** start Information shown **
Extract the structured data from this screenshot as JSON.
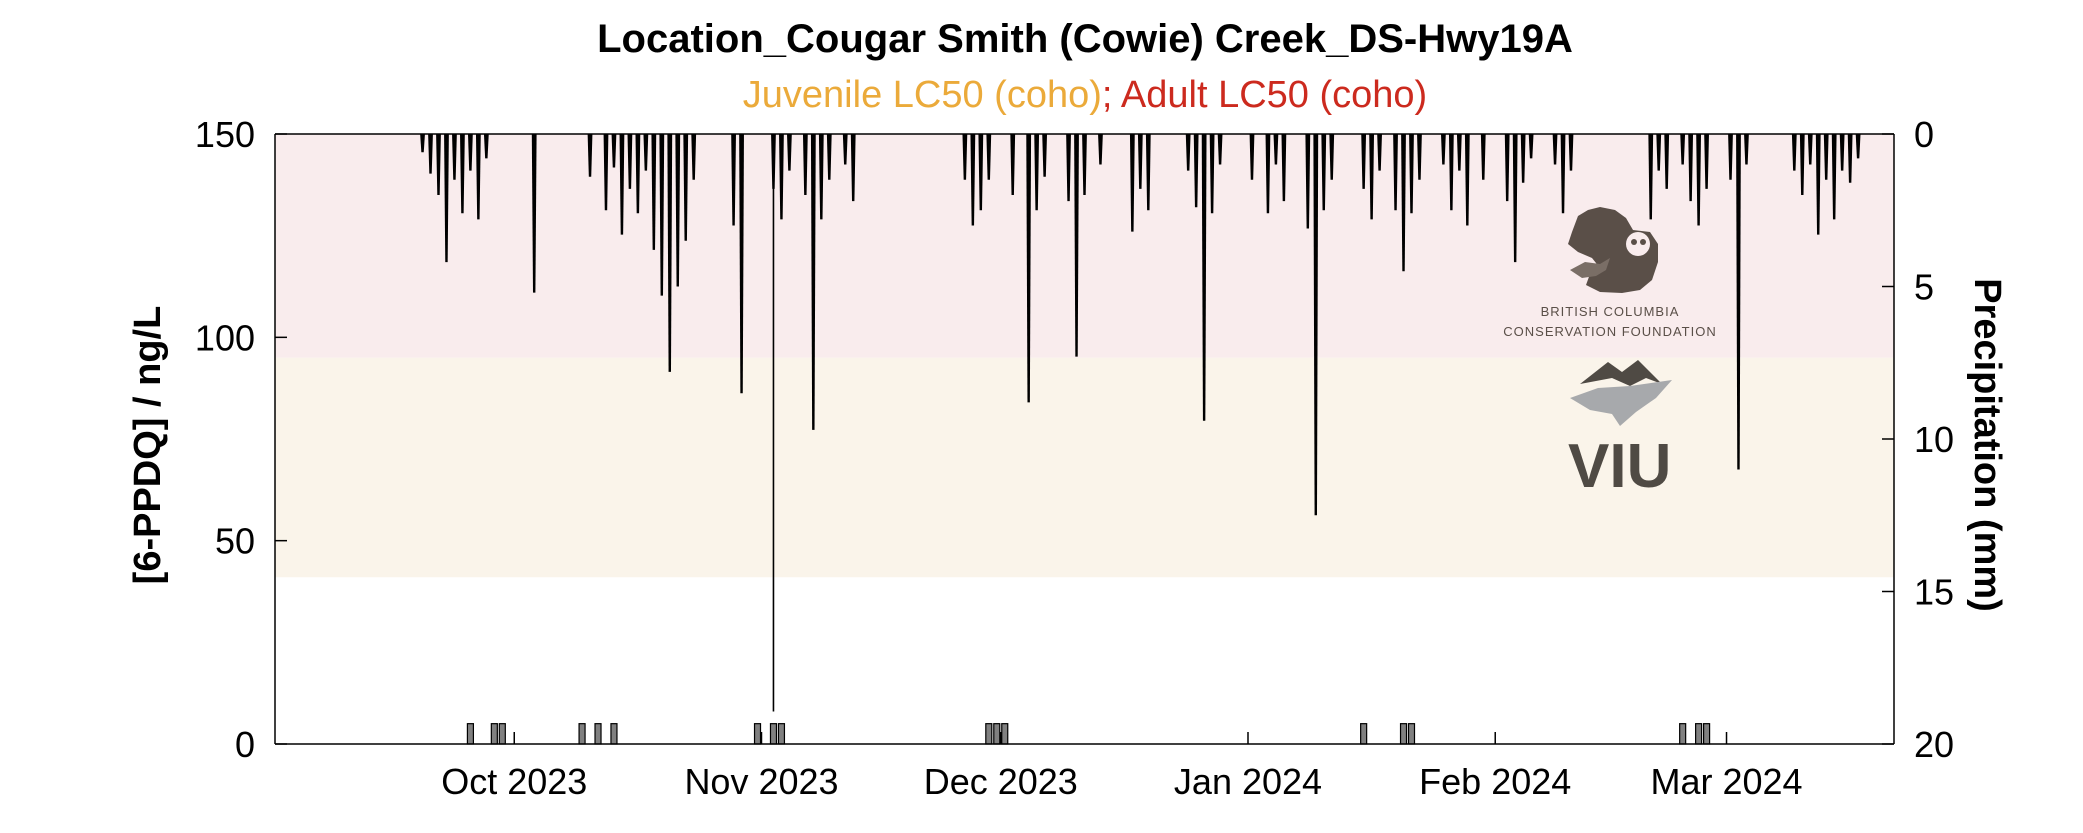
{
  "chart_data": {
    "type": "line",
    "title": "Location_Cougar Smith (Cowie) Creek_DS-Hwy19A",
    "subtitle_parts": [
      "Juvenile LC50 (coho)",
      "; ",
      "Adult LC50 (coho)"
    ],
    "ylabel": "[6-PPDQ] / ng/L",
    "ylabel_right": "Precipitation (mm)",
    "xlim": [
      "2023-09-01",
      "2024-03-22"
    ],
    "ylim": [
      0,
      150
    ],
    "ylim_right": [
      20,
      0
    ],
    "yticks": [
      0,
      50,
      100,
      150
    ],
    "yticks_right": [
      0,
      5,
      10,
      15,
      20
    ],
    "xticks": [
      {
        "date": "2023-10-01",
        "label": "Oct 2023"
      },
      {
        "date": "2023-11-01",
        "label": "Nov 2023"
      },
      {
        "date": "2023-12-01",
        "label": "Dec 2023"
      },
      {
        "date": "2024-01-01",
        "label": "Jan 2024"
      },
      {
        "date": "2024-02-01",
        "label": "Feb 2024"
      },
      {
        "date": "2024-03-01",
        "label": "Mar 2024"
      }
    ],
    "bands": [
      {
        "name": "Juvenile LC50 (coho)",
        "from": 41,
        "to": 95,
        "color": "#faf4ea"
      },
      {
        "name": "Adult LC50 (coho)",
        "from": 95,
        "to": 150,
        "color": "#f9eced"
      }
    ],
    "series": [
      {
        "type": "bar",
        "axis": "left",
        "color": "#808080",
        "points": [
          {
            "x": "2023-09-25",
            "y": 5
          },
          {
            "x": "2023-09-28",
            "y": 5
          },
          {
            "x": "2023-09-29",
            "y": 5
          },
          {
            "x": "2023-10-09",
            "y": 5
          },
          {
            "x": "2023-10-11",
            "y": 5
          },
          {
            "x": "2023-10-13",
            "y": 5
          },
          {
            "x": "2023-10-31",
            "y": 5
          },
          {
            "x": "2023-11-02",
            "y": 5
          },
          {
            "x": "2023-11-03",
            "y": 5
          },
          {
            "x": "2023-11-29",
            "y": 5
          },
          {
            "x": "2023-11-30",
            "y": 5
          },
          {
            "x": "2023-12-01",
            "y": 5
          },
          {
            "x": "2024-01-15",
            "y": 5
          },
          {
            "x": "2024-01-20",
            "y": 5
          },
          {
            "x": "2024-01-21",
            "y": 5
          },
          {
            "x": "2024-02-24",
            "y": 5
          },
          {
            "x": "2024-02-26",
            "y": 5
          },
          {
            "x": "2024-02-27",
            "y": 5
          }
        ]
      },
      {
        "type": "precip",
        "axis": "right",
        "color": "#000000",
        "points": [
          {
            "x": "2023-09-19",
            "y": 0.6
          },
          {
            "x": "2023-09-20",
            "y": 1.3
          },
          {
            "x": "2023-09-21",
            "y": 2.0
          },
          {
            "x": "2023-09-22",
            "y": 4.2
          },
          {
            "x": "2023-09-23",
            "y": 1.5
          },
          {
            "x": "2023-09-24",
            "y": 2.6
          },
          {
            "x": "2023-09-25",
            "y": 1.2
          },
          {
            "x": "2023-09-26",
            "y": 2.8
          },
          {
            "x": "2023-09-27",
            "y": 0.8
          },
          {
            "x": "2023-10-03",
            "y": 5.2
          },
          {
            "x": "2023-10-10",
            "y": 1.4
          },
          {
            "x": "2023-10-12",
            "y": 2.5
          },
          {
            "x": "2023-10-13",
            "y": 1.1
          },
          {
            "x": "2023-10-14",
            "y": 3.3
          },
          {
            "x": "2023-10-15",
            "y": 1.8
          },
          {
            "x": "2023-10-16",
            "y": 2.6
          },
          {
            "x": "2023-10-17",
            "y": 1.2
          },
          {
            "x": "2023-10-18",
            "y": 3.8
          },
          {
            "x": "2023-10-19",
            "y": 5.3
          },
          {
            "x": "2023-10-20",
            "y": 7.8
          },
          {
            "x": "2023-10-21",
            "y": 5.0
          },
          {
            "x": "2023-10-22",
            "y": 3.5
          },
          {
            "x": "2023-10-23",
            "y": 1.5
          },
          {
            "x": "2023-10-28",
            "y": 3.0
          },
          {
            "x": "2023-10-29",
            "y": 8.5
          },
          {
            "x": "2023-11-02",
            "y": 1.8
          },
          {
            "x": "2023-11-03",
            "y": 2.8
          },
          {
            "x": "2023-11-04",
            "y": 1.2
          },
          {
            "x": "2023-11-06",
            "y": 2.0
          },
          {
            "x": "2023-11-07",
            "y": 9.7
          },
          {
            "x": "2023-11-08",
            "y": 2.8
          },
          {
            "x": "2023-11-09",
            "y": 1.5
          },
          {
            "x": "2023-11-11",
            "y": 1.0
          },
          {
            "x": "2023-11-12",
            "y": 2.2
          },
          {
            "x": "2023-11-26",
            "y": 1.5
          },
          {
            "x": "2023-11-27",
            "y": 3.0
          },
          {
            "x": "2023-11-28",
            "y": 2.5
          },
          {
            "x": "2023-11-29",
            "y": 1.5
          },
          {
            "x": "2023-12-02",
            "y": 2.0
          },
          {
            "x": "2023-12-04",
            "y": 8.8
          },
          {
            "x": "2023-12-05",
            "y": 2.5
          },
          {
            "x": "2023-12-06",
            "y": 1.4
          },
          {
            "x": "2023-12-09",
            "y": 2.2
          },
          {
            "x": "2023-12-10",
            "y": 7.3
          },
          {
            "x": "2023-12-11",
            "y": 2.0
          },
          {
            "x": "2023-12-13",
            "y": 1.0
          },
          {
            "x": "2023-12-17",
            "y": 3.2
          },
          {
            "x": "2023-12-18",
            "y": 1.8
          },
          {
            "x": "2023-12-19",
            "y": 2.5
          },
          {
            "x": "2023-12-24",
            "y": 1.2
          },
          {
            "x": "2023-12-25",
            "y": 2.4
          },
          {
            "x": "2023-12-26",
            "y": 9.4
          },
          {
            "x": "2023-12-27",
            "y": 2.6
          },
          {
            "x": "2023-12-28",
            "y": 1.0
          },
          {
            "x": "2024-01-01",
            "y": 1.5
          },
          {
            "x": "2024-01-03",
            "y": 2.6
          },
          {
            "x": "2024-01-04",
            "y": 1.0
          },
          {
            "x": "2024-01-05",
            "y": 2.2
          },
          {
            "x": "2024-01-08",
            "y": 3.1
          },
          {
            "x": "2024-01-09",
            "y": 12.5
          },
          {
            "x": "2024-01-10",
            "y": 2.5
          },
          {
            "x": "2024-01-11",
            "y": 1.5
          },
          {
            "x": "2024-01-15",
            "y": 1.8
          },
          {
            "x": "2024-01-16",
            "y": 2.8
          },
          {
            "x": "2024-01-17",
            "y": 1.2
          },
          {
            "x": "2024-01-19",
            "y": 2.5
          },
          {
            "x": "2024-01-20",
            "y": 4.5
          },
          {
            "x": "2024-01-21",
            "y": 2.6
          },
          {
            "x": "2024-01-22",
            "y": 1.5
          },
          {
            "x": "2024-01-25",
            "y": 1.0
          },
          {
            "x": "2024-01-26",
            "y": 2.5
          },
          {
            "x": "2024-01-27",
            "y": 1.2
          },
          {
            "x": "2024-01-28",
            "y": 3.0
          },
          {
            "x": "2024-01-30",
            "y": 1.5
          },
          {
            "x": "2024-02-02",
            "y": 2.2
          },
          {
            "x": "2024-02-03",
            "y": 4.2
          },
          {
            "x": "2024-02-04",
            "y": 1.6
          },
          {
            "x": "2024-02-05",
            "y": 0.8
          },
          {
            "x": "2024-02-08",
            "y": 1.0
          },
          {
            "x": "2024-02-09",
            "y": 2.6
          },
          {
            "x": "2024-02-10",
            "y": 1.2
          },
          {
            "x": "2024-02-20",
            "y": 2.8
          },
          {
            "x": "2024-02-21",
            "y": 1.2
          },
          {
            "x": "2024-02-22",
            "y": 1.8
          },
          {
            "x": "2024-02-24",
            "y": 1.0
          },
          {
            "x": "2024-02-25",
            "y": 2.2
          },
          {
            "x": "2024-02-26",
            "y": 3.0
          },
          {
            "x": "2024-02-27",
            "y": 1.8
          },
          {
            "x": "2024-03-01",
            "y": 1.5
          },
          {
            "x": "2024-03-02",
            "y": 11.0
          },
          {
            "x": "2024-03-03",
            "y": 1.0
          },
          {
            "x": "2024-03-09",
            "y": 1.2
          },
          {
            "x": "2024-03-10",
            "y": 2.0
          },
          {
            "x": "2024-03-11",
            "y": 1.0
          },
          {
            "x": "2024-03-12",
            "y": 3.3
          },
          {
            "x": "2024-03-13",
            "y": 1.5
          },
          {
            "x": "2024-03-14",
            "y": 2.8
          },
          {
            "x": "2024-03-15",
            "y": 1.2
          },
          {
            "x": "2024-03-16",
            "y": 1.6
          },
          {
            "x": "2024-03-17",
            "y": 0.8
          }
        ]
      },
      {
        "type": "spike",
        "axis": "left",
        "color": "#000000",
        "points": [
          {
            "x": "2023-11-02",
            "y": 8
          }
        ]
      }
    ],
    "grid": false,
    "logos": [
      "BRITISH COLUMBIA",
      "CONSERVATION FOUNDATION",
      "VIU"
    ]
  },
  "colors": {
    "juvenile": "#ebaa3a",
    "adult": "#cc2a1e",
    "axis": "#000000",
    "bar_fill": "#808080",
    "logo_dark": "#5a4f48",
    "logo_leaf": "#a7a9ac"
  }
}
** end Information shown **
Description of the task -
Using the material above, copy every line in which the string "coho" occurs.

Right answer -
      "Juvenile LC50 (coho)",
      "Adult LC50 (coho)"
        "name": "Juvenile LC50 (coho)",
        "name": "Adult LC50 (coho)",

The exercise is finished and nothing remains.